**Exercise requirements**
An exact copy of every record is needed.

[Figure data in JSON]
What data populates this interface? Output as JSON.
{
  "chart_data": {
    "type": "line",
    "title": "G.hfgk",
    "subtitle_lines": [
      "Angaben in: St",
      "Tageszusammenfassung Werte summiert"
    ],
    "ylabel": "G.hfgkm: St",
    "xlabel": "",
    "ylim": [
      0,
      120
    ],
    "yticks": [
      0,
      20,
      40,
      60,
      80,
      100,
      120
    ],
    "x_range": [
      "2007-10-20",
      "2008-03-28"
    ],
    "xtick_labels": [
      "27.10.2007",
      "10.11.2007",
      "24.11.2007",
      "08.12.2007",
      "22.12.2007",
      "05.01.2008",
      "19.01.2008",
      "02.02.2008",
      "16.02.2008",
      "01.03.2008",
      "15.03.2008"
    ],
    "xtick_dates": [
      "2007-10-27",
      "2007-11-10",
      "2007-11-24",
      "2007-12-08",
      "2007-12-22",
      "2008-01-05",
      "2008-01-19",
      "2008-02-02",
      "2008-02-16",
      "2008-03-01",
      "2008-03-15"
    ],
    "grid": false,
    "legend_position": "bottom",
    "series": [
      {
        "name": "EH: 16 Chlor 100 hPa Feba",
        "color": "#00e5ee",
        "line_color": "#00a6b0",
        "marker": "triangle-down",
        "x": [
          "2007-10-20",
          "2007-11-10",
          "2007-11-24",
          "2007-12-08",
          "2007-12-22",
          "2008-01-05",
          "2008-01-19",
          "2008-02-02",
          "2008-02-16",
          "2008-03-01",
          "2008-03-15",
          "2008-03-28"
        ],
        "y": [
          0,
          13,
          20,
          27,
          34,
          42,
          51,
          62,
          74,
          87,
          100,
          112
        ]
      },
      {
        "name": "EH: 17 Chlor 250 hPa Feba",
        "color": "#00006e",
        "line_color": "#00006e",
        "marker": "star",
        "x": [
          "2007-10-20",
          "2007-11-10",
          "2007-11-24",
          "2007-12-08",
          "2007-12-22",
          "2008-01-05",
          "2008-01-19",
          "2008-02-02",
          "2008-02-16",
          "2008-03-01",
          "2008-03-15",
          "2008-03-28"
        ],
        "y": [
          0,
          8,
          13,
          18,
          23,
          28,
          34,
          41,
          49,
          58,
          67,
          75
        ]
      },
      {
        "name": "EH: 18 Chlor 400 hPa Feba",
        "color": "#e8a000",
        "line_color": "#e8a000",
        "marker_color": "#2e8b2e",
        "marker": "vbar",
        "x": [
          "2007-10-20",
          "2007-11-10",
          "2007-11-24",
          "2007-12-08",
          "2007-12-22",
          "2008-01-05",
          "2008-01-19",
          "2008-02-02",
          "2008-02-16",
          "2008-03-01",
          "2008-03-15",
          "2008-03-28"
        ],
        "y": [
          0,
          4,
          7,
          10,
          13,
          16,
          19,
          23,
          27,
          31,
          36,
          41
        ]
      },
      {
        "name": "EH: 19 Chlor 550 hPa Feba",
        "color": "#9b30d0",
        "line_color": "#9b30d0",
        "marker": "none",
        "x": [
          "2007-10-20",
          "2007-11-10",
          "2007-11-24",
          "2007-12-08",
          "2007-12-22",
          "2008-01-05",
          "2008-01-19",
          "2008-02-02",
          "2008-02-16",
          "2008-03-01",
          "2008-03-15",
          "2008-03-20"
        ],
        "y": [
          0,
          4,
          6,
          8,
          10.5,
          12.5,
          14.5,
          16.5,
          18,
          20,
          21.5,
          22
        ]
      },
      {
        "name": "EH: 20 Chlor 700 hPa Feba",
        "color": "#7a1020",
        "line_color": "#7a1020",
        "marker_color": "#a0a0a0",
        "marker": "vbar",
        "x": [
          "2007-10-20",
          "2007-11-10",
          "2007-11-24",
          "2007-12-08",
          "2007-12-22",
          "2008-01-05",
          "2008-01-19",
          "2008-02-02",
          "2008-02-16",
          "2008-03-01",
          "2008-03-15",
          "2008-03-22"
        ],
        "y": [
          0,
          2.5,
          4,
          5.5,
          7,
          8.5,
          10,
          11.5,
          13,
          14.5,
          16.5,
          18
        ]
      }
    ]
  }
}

**Result for this exercise**
What data populates this interface? Output as JSON.
{
  "chart_data": {
    "type": "line",
    "title": "G.hfgk",
    "subtitle_lines": [
      "Angaben in: St",
      "Tageszusammenfassung Werte summiert"
    ],
    "ylabel": "G.hfgkm: St",
    "xlabel": "",
    "ylim": [
      0,
      120
    ],
    "yticks": [
      0,
      20,
      40,
      60,
      80,
      100,
      120
    ],
    "x_range": [
      "2007-10-20",
      "2008-03-28"
    ],
    "xtick_labels": [
      "27.10.2007",
      "10.11.2007",
      "24.11.2007",
      "08.12.2007",
      "22.12.2007",
      "05.01.2008",
      "19.01.2008",
      "02.02.2008",
      "16.02.2008",
      "01.03.2008",
      "15.03.2008"
    ],
    "xtick_dates": [
      "2007-10-27",
      "2007-11-10",
      "2007-11-24",
      "2007-12-08",
      "2007-12-22",
      "2008-01-05",
      "2008-01-19",
      "2008-02-02",
      "2008-02-16",
      "2008-03-01",
      "2008-03-15"
    ],
    "grid": false,
    "legend_position": "bottom",
    "series": [
      {
        "name": "EH: 16 Chlor 100 hPa Feba",
        "color": "#00e5ee",
        "line_color": "#00a6b0",
        "marker": "triangle-down",
        "x": [
          "2007-10-20",
          "2007-11-10",
          "2007-11-24",
          "2007-12-08",
          "2007-12-22",
          "2008-01-05",
          "2008-01-19",
          "2008-02-02",
          "2008-02-16",
          "2008-03-01",
          "2008-03-15",
          "2008-03-28"
        ],
        "y": [
          0,
          13,
          20,
          27,
          34,
          42,
          51,
          62,
          74,
          87,
          100,
          112
        ]
      },
      {
        "name": "EH: 17 Chlor 250 hPa Feba",
        "color": "#00006e",
        "line_color": "#00006e",
        "marker": "star",
        "x": [
          "2007-10-20",
          "2007-11-10",
          "2007-11-24",
          "2007-12-08",
          "2007-12-22",
          "2008-01-05",
          "2008-01-19",
          "2008-02-02",
          "2008-02-16",
          "2008-03-01",
          "2008-03-15",
          "2008-03-28"
        ],
        "y": [
          0,
          8,
          13,
          18,
          23,
          28,
          34,
          41,
          49,
          58,
          67,
          75
        ]
      },
      {
        "name": "EH: 18 Chlor 400 hPa Feba",
        "color": "#e8a000",
        "line_color": "#e8a000",
        "marker_color": "#2e8b2e",
        "marker": "vbar",
        "x": [
          "2007-10-20",
          "2007-11-10",
          "2007-11-24",
          "2007-12-08",
          "2007-12-22",
          "2008-01-05",
          "2008-01-19",
          "2008-02-02",
          "2008-02-16",
          "2008-03-01",
          "2008-03-15",
          "2008-03-28"
        ],
        "y": [
          0,
          4,
          7,
          10,
          13,
          16,
          19,
          23,
          27,
          31,
          36,
          41
        ]
      },
      {
        "name": "EH: 19 Chlor 550 hPa Feba",
        "color": "#9b30d0",
        "line_color": "#9b30d0",
        "marker": "none",
        "x": [
          "2007-10-20",
          "2007-11-10",
          "2007-11-24",
          "2007-12-08",
          "2007-12-22",
          "2008-01-05",
          "2008-01-19",
          "2008-02-02",
          "2008-02-16",
          "2008-03-01",
          "2008-03-15",
          "2008-03-20"
        ],
        "y": [
          0,
          4,
          6,
          8,
          10.5,
          12.5,
          14.5,
          16.5,
          18,
          20,
          21.5,
          22
        ]
      },
      {
        "name": "EH: 20 Chlor 700 hPa Feba",
        "color": "#7a1020",
        "line_color": "#7a1020",
        "marker_color": "#a0a0a0",
        "marker": "vbar",
        "x": [
          "2007-10-20",
          "2007-11-10",
          "2007-11-24",
          "2007-12-08",
          "2007-12-22",
          "2008-01-05",
          "2008-01-19",
          "2008-02-02",
          "2008-02-16",
          "2008-03-01",
          "2008-03-15",
          "2008-03-22"
        ],
        "y": [
          0,
          2.5,
          4,
          5.5,
          7,
          8.5,
          10,
          11.5,
          13,
          14.5,
          16.5,
          18
        ]
      }
    ]
  }
}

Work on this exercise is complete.